**WRITTEN EXERCISE**
Wherever the string "JSON" appears in the listing, copy that line.

Dataset listings of figures:
********************
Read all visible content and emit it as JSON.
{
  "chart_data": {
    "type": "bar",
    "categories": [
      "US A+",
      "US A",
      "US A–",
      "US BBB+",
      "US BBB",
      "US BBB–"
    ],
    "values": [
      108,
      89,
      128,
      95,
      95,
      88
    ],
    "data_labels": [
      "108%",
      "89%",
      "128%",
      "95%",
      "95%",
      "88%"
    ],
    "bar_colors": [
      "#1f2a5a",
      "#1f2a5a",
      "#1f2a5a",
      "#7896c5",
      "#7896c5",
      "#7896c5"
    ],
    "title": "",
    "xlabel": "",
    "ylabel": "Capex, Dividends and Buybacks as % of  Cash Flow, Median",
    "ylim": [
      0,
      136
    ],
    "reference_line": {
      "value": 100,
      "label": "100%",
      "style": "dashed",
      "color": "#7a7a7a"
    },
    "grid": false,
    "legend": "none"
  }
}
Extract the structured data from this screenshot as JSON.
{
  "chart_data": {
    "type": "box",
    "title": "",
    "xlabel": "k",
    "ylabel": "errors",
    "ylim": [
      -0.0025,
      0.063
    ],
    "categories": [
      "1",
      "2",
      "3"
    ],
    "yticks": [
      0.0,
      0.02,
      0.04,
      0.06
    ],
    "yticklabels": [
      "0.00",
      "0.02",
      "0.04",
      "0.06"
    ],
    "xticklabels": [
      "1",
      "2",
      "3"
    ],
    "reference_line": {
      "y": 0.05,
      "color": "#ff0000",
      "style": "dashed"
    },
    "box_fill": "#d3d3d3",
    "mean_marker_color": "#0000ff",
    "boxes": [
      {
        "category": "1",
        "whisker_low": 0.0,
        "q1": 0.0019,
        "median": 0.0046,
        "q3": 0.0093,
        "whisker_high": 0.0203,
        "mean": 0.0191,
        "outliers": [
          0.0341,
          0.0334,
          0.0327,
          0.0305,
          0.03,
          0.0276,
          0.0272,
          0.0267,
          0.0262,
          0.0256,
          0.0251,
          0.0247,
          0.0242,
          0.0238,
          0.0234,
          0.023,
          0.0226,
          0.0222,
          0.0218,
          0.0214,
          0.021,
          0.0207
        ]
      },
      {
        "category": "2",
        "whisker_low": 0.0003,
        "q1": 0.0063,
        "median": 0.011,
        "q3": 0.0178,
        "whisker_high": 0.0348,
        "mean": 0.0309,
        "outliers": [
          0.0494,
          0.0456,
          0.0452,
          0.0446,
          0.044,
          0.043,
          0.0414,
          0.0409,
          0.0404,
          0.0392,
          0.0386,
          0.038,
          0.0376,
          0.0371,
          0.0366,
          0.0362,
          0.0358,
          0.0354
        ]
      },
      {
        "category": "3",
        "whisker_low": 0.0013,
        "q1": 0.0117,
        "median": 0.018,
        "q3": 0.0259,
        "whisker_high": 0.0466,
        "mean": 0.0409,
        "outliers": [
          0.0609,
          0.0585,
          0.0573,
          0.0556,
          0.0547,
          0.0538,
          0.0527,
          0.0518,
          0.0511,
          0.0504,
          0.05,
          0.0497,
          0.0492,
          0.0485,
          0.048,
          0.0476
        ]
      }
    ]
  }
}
********************
**THE SOLUTION**
Read all visible content and emit it as JSON.
Extract the structured data from this screenshot as JSON.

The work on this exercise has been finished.